──────── Dataset records ────────

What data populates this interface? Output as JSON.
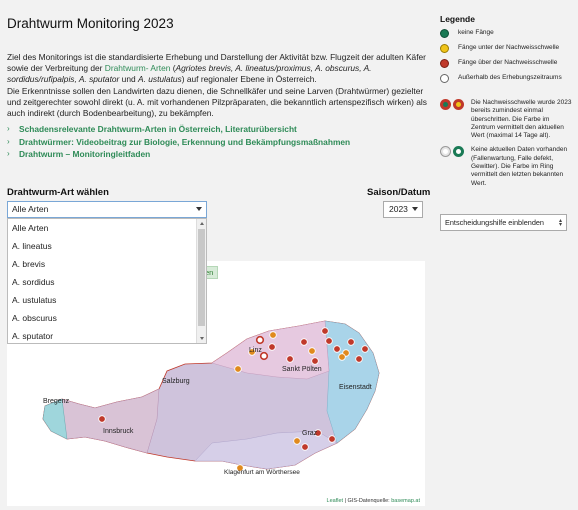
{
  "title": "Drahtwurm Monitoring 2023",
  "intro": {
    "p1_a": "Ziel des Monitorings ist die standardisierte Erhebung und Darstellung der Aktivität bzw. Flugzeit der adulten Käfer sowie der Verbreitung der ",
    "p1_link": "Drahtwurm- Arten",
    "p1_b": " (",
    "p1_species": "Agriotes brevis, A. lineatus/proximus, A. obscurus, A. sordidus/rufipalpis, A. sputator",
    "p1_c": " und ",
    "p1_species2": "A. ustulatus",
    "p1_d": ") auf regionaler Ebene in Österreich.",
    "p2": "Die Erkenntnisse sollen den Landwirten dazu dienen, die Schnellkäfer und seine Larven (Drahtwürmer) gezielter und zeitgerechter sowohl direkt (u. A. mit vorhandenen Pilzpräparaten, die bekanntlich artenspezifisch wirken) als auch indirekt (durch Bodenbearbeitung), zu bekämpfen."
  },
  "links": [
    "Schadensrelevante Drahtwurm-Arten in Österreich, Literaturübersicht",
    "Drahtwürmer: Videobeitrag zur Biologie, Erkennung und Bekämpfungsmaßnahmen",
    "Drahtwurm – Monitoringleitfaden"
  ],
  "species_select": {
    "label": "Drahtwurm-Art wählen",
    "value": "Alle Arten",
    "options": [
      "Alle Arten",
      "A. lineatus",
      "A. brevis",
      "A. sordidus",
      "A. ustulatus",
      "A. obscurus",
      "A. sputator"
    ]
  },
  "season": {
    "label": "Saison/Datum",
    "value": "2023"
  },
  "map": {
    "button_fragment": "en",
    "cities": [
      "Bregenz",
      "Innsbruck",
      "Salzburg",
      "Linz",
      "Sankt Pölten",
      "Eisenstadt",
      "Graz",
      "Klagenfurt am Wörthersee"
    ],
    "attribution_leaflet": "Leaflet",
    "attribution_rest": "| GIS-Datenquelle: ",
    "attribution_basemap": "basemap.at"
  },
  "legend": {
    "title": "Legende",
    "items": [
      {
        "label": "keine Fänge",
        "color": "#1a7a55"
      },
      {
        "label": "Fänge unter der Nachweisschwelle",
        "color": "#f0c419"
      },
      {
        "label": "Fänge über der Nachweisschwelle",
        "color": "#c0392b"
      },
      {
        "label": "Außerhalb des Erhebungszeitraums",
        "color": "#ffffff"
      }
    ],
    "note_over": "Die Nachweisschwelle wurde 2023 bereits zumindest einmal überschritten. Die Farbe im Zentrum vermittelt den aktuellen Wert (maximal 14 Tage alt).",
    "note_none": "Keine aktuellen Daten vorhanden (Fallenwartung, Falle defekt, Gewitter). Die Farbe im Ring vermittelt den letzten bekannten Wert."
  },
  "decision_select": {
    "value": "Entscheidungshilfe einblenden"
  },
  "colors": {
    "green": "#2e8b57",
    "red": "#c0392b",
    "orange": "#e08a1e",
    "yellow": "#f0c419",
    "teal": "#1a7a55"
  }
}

────────
──────── Dataset records ────────

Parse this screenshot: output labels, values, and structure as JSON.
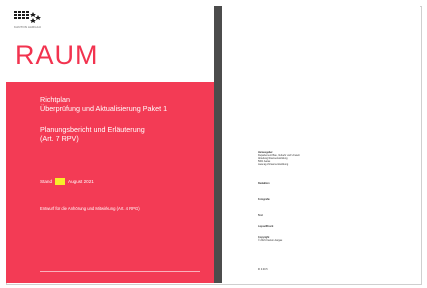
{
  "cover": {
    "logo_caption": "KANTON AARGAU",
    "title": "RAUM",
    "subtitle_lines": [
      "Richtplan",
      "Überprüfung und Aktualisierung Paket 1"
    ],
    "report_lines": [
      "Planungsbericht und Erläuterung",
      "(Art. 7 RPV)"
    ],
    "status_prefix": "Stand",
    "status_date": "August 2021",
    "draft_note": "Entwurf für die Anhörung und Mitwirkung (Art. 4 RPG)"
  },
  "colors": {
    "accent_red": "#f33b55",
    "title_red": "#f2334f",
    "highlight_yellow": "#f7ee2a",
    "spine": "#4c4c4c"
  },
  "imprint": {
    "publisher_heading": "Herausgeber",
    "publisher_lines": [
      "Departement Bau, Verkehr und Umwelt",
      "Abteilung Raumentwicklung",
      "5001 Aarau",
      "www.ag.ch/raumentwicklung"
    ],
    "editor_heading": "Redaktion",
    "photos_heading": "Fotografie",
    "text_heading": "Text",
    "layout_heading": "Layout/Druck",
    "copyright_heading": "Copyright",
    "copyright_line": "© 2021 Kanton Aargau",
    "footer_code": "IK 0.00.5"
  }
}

────────

* _Given task_: Scan the lines above for "vermittelt", then copy every one that has it.

* _Exercise output_:
    "note_over": "Die Nachweisschwelle wurde 2023 bereits zumindest einmal überschritten. Die Farbe im Zentrum vermittelt den aktuellen Wert (maximal 14 Tage alt).",
    "note_none": "Keine aktuellen Daten vorhanden (Fallenwartung, Falle defekt, Gewitter). Die Farbe im Ring vermittelt den letzten bekannten Wert."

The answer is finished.